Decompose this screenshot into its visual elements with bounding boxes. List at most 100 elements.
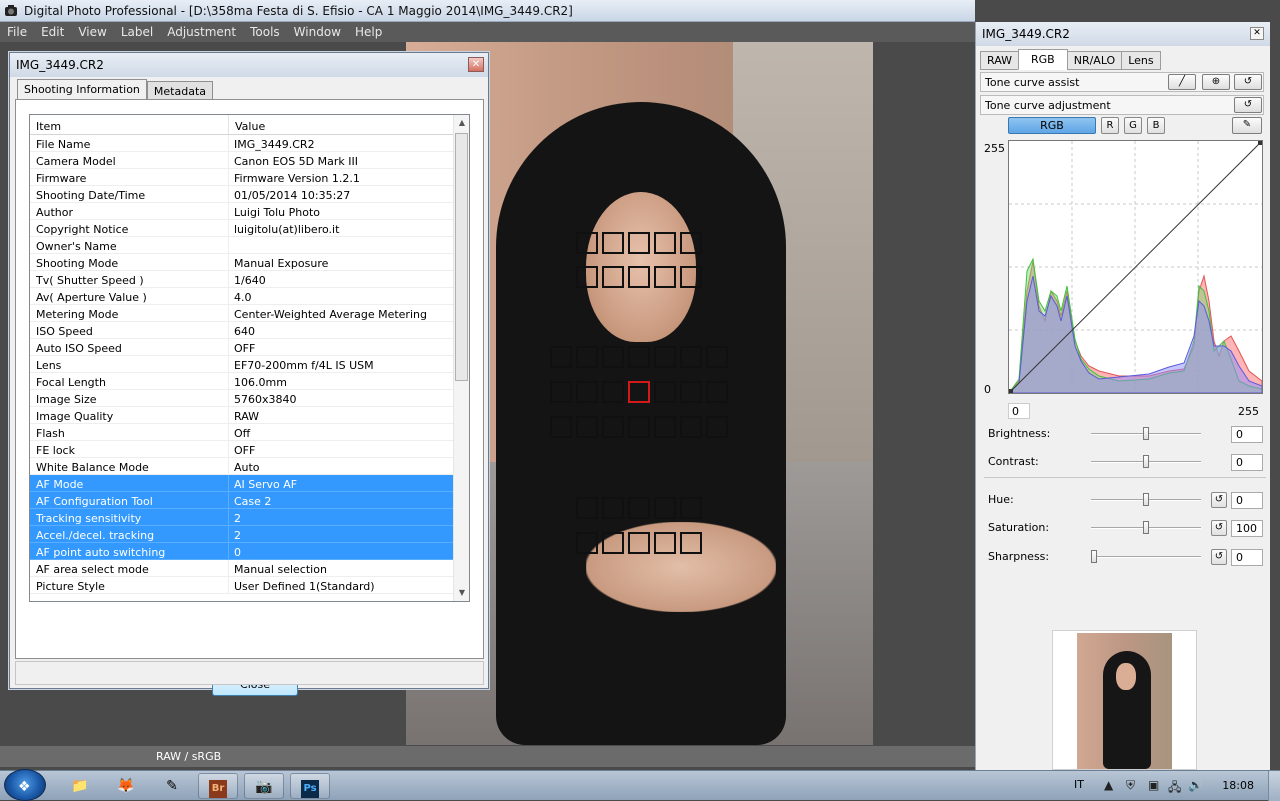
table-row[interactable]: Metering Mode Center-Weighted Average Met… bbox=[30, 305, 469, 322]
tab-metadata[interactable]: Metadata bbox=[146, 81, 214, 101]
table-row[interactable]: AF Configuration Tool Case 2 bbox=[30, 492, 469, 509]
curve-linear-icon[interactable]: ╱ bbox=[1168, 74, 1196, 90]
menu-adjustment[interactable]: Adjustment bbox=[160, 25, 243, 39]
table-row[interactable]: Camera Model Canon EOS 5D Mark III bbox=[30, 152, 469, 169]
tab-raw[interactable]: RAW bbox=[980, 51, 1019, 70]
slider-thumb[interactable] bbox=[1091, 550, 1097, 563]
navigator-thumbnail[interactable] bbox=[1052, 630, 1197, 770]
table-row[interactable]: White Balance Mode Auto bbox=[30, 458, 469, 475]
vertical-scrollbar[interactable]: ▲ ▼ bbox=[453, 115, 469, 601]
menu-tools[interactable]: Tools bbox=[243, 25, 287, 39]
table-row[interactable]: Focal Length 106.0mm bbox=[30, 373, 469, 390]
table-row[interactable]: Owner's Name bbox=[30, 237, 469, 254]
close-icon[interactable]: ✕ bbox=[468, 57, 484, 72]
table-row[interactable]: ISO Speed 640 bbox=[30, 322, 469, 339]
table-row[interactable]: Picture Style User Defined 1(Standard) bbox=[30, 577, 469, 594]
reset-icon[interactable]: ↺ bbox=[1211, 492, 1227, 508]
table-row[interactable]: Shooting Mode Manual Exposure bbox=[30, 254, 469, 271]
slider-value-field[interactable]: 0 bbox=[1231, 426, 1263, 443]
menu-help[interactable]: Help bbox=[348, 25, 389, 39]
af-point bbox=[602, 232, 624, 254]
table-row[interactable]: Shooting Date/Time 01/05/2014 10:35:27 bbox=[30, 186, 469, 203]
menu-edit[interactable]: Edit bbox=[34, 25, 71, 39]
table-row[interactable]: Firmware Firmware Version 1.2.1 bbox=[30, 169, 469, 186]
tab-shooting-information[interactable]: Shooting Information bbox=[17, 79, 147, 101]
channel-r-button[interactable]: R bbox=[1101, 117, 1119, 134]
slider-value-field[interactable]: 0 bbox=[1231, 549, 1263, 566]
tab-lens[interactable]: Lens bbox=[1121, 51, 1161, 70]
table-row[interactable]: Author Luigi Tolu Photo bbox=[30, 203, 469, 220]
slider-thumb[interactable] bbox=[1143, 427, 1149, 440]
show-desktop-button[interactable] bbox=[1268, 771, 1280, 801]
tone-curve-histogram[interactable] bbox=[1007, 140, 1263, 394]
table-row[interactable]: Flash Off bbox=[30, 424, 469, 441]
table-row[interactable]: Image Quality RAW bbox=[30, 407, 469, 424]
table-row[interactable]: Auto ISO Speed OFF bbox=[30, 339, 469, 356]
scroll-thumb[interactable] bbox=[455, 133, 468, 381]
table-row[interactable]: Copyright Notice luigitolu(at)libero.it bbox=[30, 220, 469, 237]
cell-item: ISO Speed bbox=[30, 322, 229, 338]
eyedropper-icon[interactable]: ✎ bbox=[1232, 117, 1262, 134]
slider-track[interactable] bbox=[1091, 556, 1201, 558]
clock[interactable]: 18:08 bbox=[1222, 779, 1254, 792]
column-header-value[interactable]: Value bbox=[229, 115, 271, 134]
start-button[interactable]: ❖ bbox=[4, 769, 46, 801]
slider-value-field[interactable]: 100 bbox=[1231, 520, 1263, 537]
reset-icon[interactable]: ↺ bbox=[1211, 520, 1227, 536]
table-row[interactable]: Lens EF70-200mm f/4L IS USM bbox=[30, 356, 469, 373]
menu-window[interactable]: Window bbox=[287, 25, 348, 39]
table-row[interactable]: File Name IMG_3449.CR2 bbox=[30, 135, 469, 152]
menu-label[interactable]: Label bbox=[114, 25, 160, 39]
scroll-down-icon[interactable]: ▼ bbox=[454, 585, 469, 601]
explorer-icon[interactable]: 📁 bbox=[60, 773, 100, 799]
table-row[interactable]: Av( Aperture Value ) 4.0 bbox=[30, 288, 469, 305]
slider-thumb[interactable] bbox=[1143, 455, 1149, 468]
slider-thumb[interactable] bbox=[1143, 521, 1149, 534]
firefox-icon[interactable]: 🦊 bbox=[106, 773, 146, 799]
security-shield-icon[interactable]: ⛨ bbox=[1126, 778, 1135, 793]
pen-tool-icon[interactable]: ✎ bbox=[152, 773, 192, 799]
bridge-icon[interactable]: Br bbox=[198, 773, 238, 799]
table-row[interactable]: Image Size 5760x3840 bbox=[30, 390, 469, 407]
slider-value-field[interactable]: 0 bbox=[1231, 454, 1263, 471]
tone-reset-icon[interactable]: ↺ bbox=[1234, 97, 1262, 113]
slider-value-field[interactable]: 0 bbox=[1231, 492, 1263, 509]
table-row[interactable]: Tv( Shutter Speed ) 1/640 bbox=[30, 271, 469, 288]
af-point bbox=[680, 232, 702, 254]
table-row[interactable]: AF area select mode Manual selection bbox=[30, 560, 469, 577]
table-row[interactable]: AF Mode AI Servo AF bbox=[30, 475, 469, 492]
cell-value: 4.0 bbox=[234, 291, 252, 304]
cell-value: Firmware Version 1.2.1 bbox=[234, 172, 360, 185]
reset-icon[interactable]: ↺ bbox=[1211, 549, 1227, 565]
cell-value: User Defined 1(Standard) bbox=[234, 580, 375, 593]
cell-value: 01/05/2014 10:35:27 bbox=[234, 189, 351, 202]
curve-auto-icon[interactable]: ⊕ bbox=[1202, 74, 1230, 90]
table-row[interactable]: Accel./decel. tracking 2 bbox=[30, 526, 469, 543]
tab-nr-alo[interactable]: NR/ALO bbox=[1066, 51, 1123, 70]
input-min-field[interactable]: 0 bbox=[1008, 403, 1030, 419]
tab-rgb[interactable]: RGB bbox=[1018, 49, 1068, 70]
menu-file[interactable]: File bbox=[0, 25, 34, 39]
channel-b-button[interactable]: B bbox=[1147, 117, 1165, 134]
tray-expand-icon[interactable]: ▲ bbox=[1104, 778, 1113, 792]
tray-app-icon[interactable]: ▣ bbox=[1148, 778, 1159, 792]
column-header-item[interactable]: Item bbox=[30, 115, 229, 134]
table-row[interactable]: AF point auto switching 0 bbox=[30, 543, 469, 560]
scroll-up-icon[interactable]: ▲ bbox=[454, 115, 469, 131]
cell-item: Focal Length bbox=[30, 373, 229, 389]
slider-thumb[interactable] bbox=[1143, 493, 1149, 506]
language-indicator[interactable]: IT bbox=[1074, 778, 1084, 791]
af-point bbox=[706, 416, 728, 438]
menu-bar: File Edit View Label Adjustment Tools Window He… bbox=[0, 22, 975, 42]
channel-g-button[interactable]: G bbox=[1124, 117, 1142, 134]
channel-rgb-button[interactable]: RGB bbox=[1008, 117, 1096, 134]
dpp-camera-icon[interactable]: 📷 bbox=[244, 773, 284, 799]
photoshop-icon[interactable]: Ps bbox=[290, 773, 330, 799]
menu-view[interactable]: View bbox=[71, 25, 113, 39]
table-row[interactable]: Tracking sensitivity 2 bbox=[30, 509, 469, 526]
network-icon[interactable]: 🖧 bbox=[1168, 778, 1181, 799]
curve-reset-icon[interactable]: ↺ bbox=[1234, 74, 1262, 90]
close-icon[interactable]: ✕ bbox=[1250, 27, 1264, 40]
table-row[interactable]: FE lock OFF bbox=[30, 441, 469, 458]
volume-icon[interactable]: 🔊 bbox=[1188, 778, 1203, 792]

__Problem to solve__
How many lines in the entries above contain the string "Adjustment", with case taken into account? Reply with the number alone.

__Output below__
2